[A run of records]
----
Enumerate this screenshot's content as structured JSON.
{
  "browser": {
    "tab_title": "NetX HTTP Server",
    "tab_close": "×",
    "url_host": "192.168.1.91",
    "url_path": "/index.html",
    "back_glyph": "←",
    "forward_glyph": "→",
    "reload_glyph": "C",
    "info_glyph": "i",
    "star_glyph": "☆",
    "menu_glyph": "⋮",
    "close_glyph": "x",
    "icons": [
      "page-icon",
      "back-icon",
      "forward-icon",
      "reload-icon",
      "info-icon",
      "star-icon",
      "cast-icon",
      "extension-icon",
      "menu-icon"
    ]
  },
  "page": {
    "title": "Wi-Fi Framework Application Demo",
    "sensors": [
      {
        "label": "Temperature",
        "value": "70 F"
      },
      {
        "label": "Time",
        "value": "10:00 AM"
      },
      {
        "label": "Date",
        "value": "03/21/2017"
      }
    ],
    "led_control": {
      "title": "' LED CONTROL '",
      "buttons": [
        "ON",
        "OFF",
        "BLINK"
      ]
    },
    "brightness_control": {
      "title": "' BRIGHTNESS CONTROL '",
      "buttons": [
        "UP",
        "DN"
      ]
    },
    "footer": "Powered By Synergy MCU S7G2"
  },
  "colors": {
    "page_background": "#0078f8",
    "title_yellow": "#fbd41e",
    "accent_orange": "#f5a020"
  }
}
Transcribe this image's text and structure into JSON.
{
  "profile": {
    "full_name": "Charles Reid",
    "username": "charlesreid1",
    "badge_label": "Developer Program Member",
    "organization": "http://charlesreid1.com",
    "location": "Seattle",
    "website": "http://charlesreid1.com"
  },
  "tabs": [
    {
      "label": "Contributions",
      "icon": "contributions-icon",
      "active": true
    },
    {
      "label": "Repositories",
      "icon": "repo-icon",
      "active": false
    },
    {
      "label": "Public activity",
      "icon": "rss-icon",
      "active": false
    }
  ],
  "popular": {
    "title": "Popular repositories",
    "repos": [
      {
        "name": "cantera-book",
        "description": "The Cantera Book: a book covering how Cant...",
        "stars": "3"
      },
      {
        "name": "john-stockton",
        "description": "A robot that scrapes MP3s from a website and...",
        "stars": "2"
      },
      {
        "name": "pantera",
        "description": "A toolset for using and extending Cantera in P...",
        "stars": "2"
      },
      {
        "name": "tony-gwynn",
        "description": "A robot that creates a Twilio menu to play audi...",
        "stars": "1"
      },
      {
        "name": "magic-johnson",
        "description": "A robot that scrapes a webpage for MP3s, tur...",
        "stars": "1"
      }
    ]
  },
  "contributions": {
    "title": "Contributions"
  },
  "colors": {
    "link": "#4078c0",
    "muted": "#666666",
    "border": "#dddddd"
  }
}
----
**What needs to be done**
Check each line of the records above for the word "this", then give the number of lines that have it, with no other words.

**Finished answer**
2